Goal => Gather each line of the entries below that includes "Slow".

Given entries =>
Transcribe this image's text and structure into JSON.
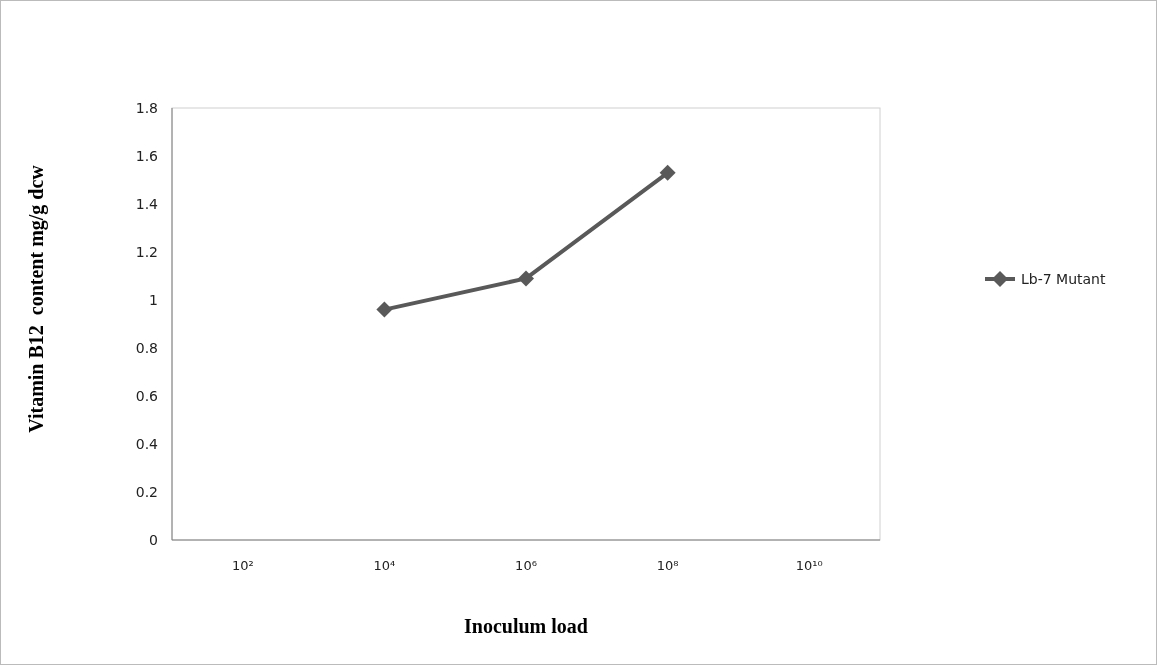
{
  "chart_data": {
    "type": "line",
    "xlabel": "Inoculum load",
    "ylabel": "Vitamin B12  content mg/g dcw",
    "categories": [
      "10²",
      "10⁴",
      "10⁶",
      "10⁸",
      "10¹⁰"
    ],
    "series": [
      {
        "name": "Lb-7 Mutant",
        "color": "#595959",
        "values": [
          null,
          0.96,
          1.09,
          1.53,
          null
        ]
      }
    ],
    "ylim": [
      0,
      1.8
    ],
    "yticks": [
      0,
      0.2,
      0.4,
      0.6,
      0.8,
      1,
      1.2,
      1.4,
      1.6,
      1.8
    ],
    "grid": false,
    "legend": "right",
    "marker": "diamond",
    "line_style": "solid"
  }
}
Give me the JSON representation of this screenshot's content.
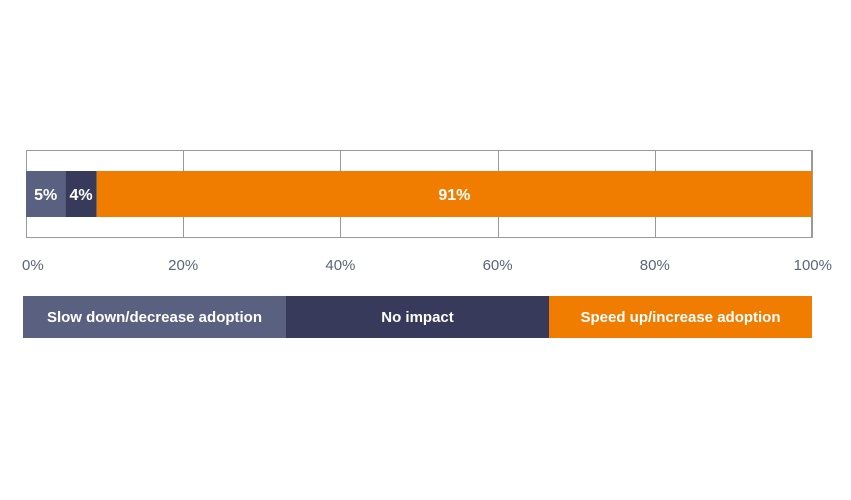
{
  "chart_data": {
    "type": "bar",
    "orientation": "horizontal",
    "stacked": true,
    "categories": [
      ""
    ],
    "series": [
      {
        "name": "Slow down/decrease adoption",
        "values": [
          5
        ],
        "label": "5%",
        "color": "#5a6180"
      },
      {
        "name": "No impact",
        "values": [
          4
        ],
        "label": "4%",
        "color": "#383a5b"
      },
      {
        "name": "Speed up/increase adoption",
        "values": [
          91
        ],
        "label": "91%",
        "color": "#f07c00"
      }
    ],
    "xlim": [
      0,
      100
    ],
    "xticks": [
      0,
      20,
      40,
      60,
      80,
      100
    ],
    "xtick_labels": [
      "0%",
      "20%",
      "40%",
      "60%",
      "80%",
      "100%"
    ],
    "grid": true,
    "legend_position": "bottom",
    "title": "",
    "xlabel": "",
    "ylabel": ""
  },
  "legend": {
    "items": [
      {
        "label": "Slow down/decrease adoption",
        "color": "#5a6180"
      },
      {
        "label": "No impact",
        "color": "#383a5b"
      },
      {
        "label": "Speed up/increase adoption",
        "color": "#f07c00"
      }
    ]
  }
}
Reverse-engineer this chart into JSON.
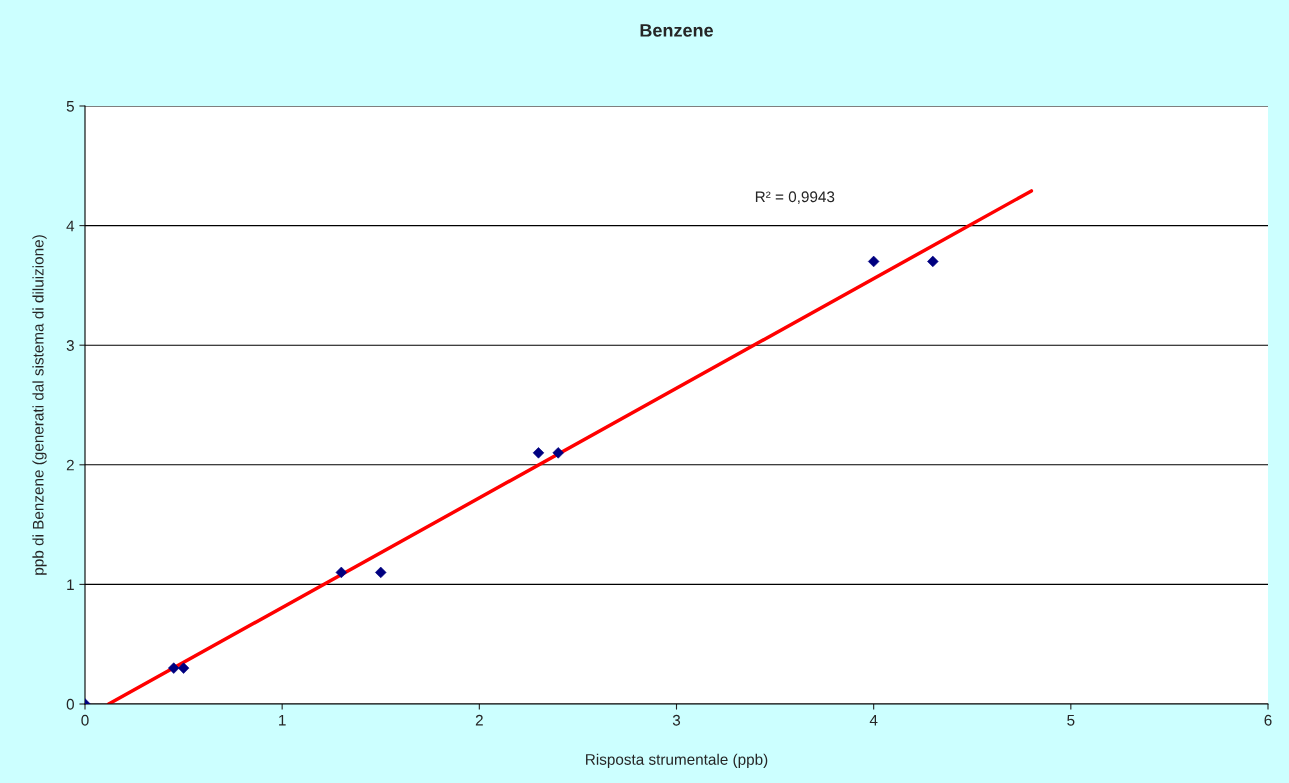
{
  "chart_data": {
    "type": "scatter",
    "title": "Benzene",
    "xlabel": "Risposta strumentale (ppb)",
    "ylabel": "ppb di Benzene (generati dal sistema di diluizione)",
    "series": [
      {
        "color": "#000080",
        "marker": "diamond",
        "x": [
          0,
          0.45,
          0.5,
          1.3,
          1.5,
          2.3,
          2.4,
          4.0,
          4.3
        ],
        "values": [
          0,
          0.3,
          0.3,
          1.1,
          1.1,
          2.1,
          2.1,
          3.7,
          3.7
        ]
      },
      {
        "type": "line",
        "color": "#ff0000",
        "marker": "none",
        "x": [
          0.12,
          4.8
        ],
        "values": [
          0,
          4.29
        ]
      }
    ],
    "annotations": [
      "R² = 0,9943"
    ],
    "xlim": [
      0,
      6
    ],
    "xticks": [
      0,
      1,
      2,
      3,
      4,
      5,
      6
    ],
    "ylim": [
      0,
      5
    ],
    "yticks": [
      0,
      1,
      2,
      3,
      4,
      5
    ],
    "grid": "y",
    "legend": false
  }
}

Result =>
        "name": "Slow down/decrease adoption",
        "label": "Slow down/decrease adoption",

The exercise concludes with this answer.